SECURITIES AND EXCHANGE COMMISSION
Washington, D.C. 20549
Amendment No. 2 to
SCHEDULE TO
Tender Offer Statement Under Section 14(d)(1) or 13(e)(1)
of the Securities Exchange Act of 1934
UDEMY, INC.
(Name of Subject Company (Issuer) and Filing Person (Offeror))
Options to Purchase Common Stock and Stock Appreciation Rights Covering Common Stock,
$0.00001 par value
(Title of Class of Securities)
902685106
(CUSIP Number of Class of Securities’ Underlying Common Stock)
Gregg Coccari
President and Chief Executive Officer
Udemy, Inc.
600 Harrison Street, 3rd Floor
San Francisco, California 94107
Telephone: (415) 813-1710
(Name, address and telephone numbers of person authorized to receive notices and communications on behalf of filing persons)
Copies to:
Tony Jeffries Yoichiro Taku Lianna Whittleton Christina Poulsen Wilson Sonsini Goodrich & Rosati Professional Corporation 650 Page Mill Road Palo Alto, California 94304 (650) 493-9300 | Ken Hirschman Sarah Tian Udemy, Inc. 600 Harrison Street, 3rd Floor San Francisco, California 94107 (415) 813-1710 |
☐ | Check the box if the filing relates solely to preliminary communications made before the commencement of a tender offer. |
If applicable, check the appropriate box(es) below to designate the appropriate rule provision(s) relied upon:
☒ | Rule 13e-4(i) (Cross-Border Issuer Tender Offer) |
☐ | Rule 14d-1(d) (Cross-Border Third-Party Tender Offer) |
Check the appropriate boxes below to designate any transactions to which the statement relates:
☐ | third party tender offer subject to Rule 14d-1. |
☒ | issuer tender offer subject to Rule 13e-4. |
☐ | going-private transaction subject to Rule 13e-3. |
☐ | amendment to Schedule 13D under Rule 13d-2. |
Check the following box if the filing is a final amendment reporting the results of the tender offer: ☒
This Amendment No. 2 (“Amendment No. 2”) amends and supplements the Tender Offer Statement on Schedule TO originally filed with the Securities and Exchange Commission (the “SEC”) on July 11, 2022 (the “Schedule TO”), by Udemy, Inc., a Delaware corporation (“Udemy” or the “Company”), related to the Company’s offer to exchange (the “Exchange Offer”) certain options to purchase up to an aggregate of 7,373,532 shares of the Company’s common stock and certain stock appreciation rights covering up to an aggregate of 22,655 shares of the Company’s common stock, whether vested or unvested, with an exercise price per share greater than US$11.13 (the “Eligible Awards”).

──────────

**Written task:** According to the filing, on what date was the original Schedule TO filed with the SEC? The items after this point are separate material, unrelated to the filing.

**Data shown:**

──────────

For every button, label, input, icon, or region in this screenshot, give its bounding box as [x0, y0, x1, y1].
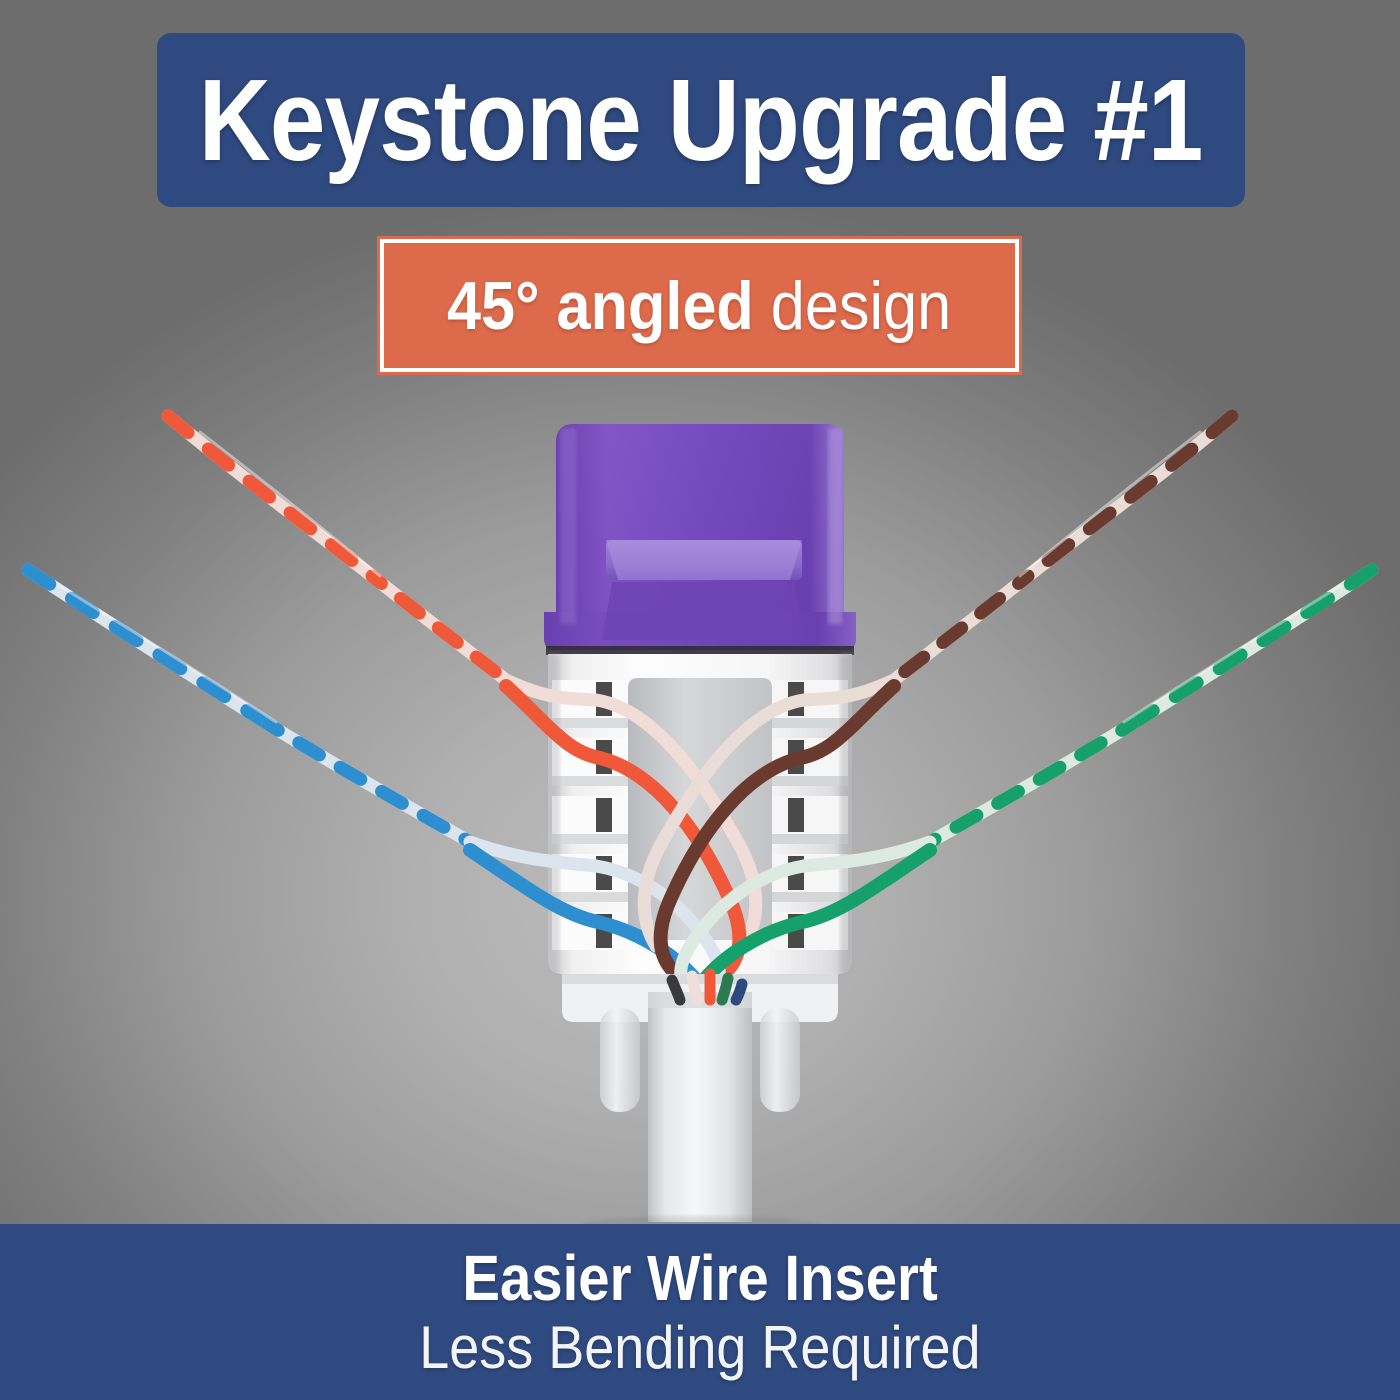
cable-jacket: [648, 992, 752, 1222]
page-title: Keystone Upgrade #1: [199, 62, 1203, 178]
title-banner: Keystone Upgrade #1: [157, 33, 1245, 207]
footer-banner: Easier Wire Insert Less Bending Required: [0, 1224, 1400, 1400]
feature-callout-banner: 45° angled design: [377, 236, 1022, 375]
footer-subline: Less Bending Required: [419, 1316, 980, 1379]
feature-callout-highlight: 45° angled: [447, 268, 754, 344]
feature-callout-text: 45° angled design: [447, 272, 951, 340]
footer-headline: Easier Wire Insert: [462, 1245, 937, 1312]
product-marketing-image: Keystone Upgrade #1 45° angled design Ea…: [0, 0, 1400, 1400]
keystone-purple-cap: [544, 424, 856, 655]
feature-callout-rest: design: [754, 268, 951, 344]
product-photo: [0, 380, 1400, 1230]
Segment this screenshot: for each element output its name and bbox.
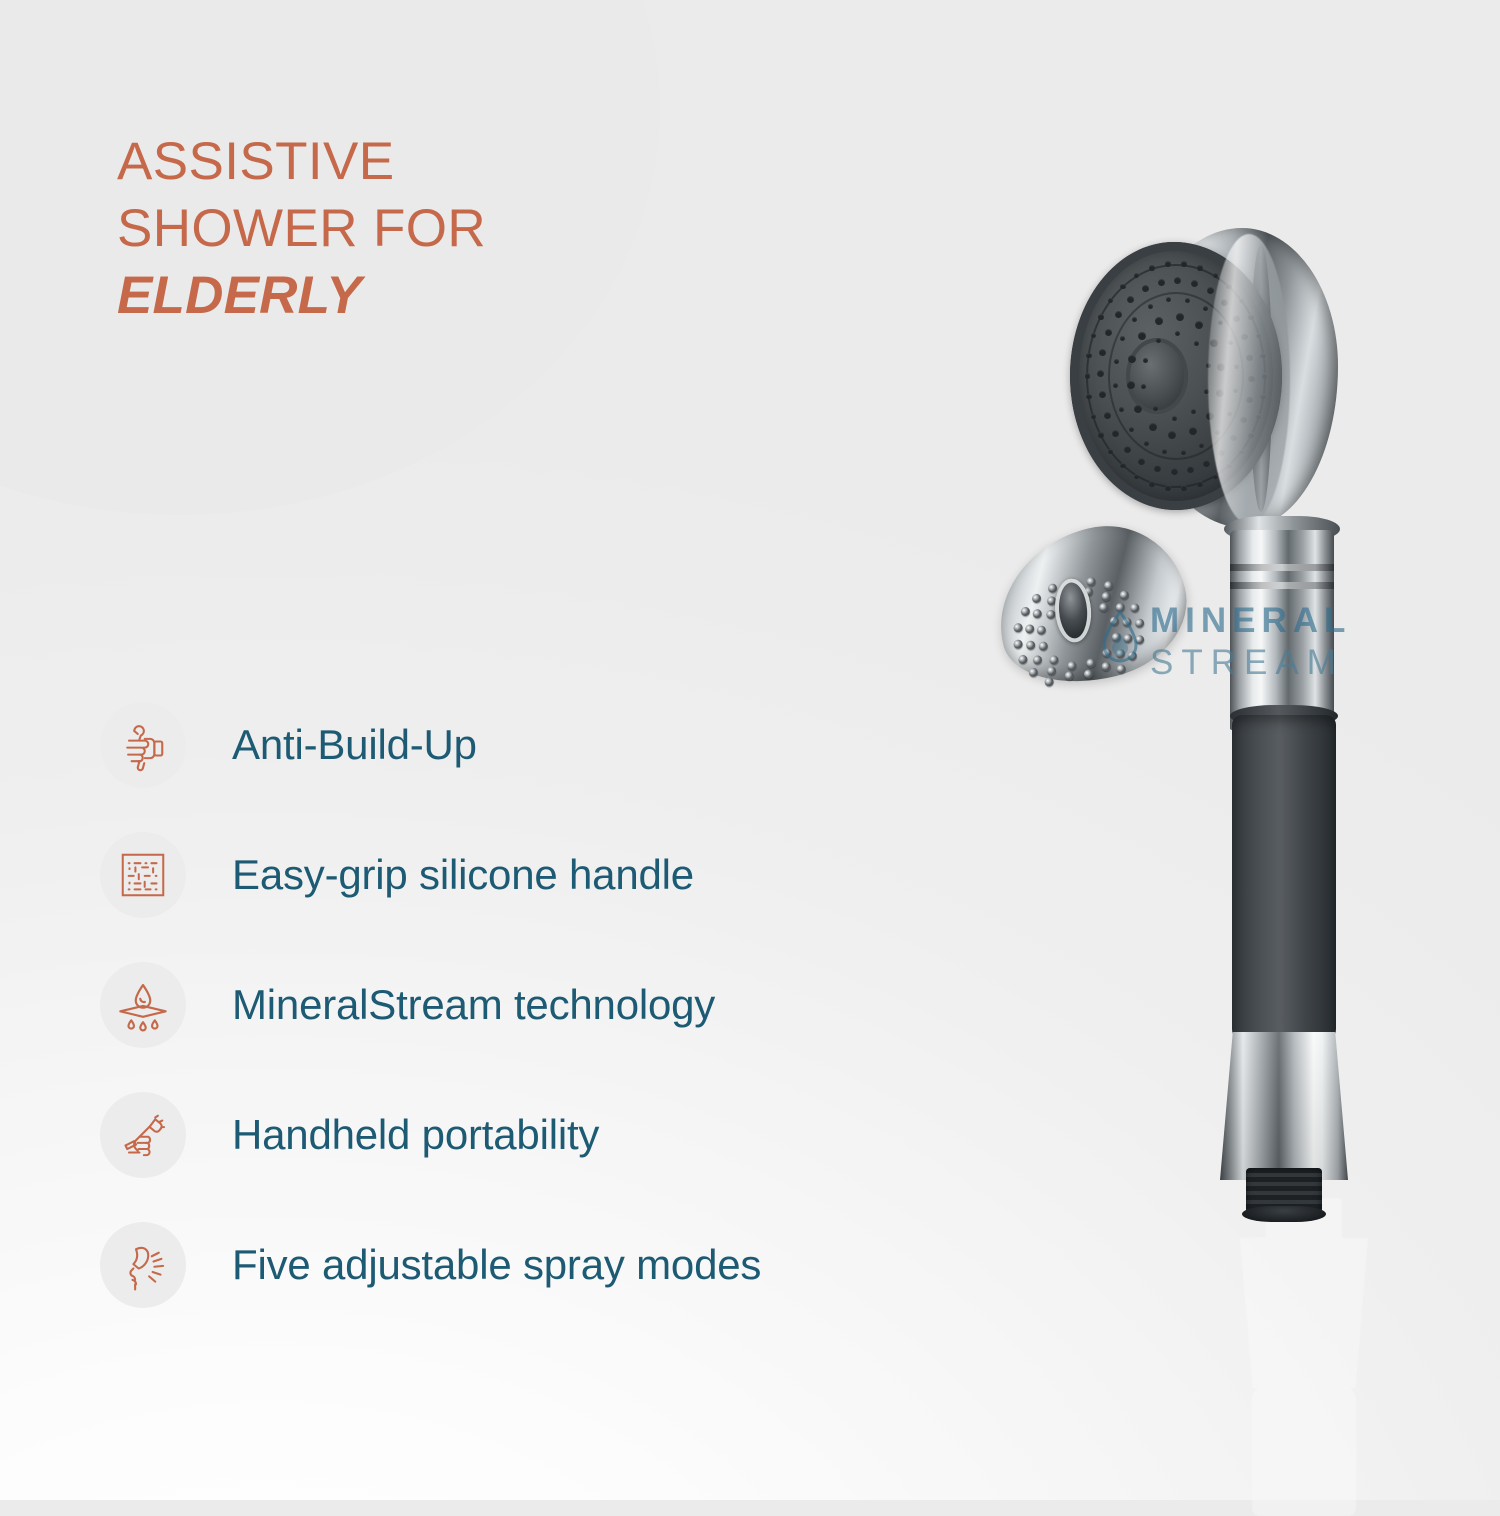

──────────

**Result for this exercise:** July 11, 2022